Objective
In the listing below, locate the lines that hold "subtitle" and copy them.

---- Records for this task

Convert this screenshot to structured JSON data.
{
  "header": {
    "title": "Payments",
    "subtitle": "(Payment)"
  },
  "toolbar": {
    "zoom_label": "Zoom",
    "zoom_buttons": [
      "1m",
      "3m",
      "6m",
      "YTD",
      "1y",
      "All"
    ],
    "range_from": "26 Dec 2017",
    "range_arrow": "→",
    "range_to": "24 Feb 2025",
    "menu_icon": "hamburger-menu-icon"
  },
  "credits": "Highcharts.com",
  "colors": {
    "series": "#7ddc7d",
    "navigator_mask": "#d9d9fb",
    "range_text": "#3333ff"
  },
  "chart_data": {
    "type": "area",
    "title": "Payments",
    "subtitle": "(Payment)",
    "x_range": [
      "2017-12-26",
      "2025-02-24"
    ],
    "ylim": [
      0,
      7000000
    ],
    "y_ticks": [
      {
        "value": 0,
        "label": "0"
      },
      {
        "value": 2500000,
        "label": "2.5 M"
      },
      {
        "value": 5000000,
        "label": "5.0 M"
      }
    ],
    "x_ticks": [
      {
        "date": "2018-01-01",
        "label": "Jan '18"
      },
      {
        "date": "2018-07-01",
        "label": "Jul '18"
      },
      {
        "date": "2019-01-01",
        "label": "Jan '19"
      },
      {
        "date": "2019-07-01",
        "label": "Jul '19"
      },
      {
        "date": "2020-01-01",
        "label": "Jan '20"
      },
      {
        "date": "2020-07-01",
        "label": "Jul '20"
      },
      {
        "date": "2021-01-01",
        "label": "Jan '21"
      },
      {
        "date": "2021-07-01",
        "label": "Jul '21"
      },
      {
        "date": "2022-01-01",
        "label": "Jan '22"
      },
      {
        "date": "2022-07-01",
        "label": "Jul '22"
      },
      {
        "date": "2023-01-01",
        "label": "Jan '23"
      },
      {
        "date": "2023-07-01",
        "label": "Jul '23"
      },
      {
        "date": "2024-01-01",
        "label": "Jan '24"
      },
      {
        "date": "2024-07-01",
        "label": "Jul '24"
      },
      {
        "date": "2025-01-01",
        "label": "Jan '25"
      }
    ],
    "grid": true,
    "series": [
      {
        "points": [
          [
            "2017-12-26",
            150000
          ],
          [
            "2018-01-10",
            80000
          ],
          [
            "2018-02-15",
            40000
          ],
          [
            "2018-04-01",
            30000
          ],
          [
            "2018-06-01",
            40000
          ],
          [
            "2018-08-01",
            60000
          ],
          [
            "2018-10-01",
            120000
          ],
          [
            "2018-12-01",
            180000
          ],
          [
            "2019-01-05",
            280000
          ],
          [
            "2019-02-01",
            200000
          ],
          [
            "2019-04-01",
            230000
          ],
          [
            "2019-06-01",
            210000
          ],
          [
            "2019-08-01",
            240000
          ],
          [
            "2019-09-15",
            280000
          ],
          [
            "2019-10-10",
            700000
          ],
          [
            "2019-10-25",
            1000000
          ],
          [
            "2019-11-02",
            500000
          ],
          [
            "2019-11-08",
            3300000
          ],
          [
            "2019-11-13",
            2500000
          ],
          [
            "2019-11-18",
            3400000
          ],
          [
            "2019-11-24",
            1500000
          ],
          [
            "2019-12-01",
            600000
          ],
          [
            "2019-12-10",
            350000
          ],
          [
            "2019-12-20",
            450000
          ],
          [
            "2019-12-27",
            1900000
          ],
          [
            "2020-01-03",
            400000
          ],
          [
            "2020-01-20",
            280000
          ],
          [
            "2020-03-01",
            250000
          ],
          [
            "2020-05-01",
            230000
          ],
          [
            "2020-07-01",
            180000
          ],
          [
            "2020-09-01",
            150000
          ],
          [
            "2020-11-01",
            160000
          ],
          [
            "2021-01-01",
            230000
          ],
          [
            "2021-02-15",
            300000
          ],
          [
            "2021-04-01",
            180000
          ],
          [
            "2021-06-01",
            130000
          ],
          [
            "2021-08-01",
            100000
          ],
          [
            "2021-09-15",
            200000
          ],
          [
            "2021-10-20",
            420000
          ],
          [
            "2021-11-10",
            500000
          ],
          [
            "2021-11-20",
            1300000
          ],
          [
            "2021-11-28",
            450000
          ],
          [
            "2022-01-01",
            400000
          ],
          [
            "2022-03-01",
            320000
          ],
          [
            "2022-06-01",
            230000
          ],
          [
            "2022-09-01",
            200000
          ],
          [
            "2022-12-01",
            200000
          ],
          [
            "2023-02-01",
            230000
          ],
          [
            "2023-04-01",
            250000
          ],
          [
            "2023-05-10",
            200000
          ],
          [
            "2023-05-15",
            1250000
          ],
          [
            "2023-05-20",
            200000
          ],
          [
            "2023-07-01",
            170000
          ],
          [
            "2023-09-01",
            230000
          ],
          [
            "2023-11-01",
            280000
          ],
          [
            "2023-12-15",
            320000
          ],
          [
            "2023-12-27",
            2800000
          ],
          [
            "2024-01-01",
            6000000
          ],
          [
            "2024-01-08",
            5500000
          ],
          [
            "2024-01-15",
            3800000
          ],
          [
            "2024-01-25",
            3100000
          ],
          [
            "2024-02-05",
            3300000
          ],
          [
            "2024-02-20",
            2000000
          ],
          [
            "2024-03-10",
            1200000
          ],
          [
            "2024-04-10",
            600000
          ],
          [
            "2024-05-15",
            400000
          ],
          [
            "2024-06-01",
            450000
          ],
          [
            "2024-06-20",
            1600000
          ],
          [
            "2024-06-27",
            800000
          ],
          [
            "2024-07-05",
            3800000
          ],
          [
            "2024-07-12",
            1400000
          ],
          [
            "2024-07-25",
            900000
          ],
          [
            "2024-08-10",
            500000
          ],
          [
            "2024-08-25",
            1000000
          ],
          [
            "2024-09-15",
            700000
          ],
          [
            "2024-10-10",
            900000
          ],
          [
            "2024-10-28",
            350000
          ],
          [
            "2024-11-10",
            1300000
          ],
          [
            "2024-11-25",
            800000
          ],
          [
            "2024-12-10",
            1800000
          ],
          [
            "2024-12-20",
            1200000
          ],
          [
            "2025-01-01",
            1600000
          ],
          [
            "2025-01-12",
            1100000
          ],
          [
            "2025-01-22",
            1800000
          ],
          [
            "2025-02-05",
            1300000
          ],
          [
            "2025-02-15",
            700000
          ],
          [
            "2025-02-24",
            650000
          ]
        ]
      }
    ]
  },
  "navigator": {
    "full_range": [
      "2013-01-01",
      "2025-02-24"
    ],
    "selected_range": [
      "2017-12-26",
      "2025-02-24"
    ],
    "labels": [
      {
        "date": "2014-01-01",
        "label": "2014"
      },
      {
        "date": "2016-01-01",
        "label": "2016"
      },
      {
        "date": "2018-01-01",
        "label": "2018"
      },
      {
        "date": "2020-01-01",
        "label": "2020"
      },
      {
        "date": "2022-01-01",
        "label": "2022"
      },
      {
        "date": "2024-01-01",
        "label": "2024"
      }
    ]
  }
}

--------

Final result
    "subtitle": "(Payment)"
    "subtitle": "(Payment)",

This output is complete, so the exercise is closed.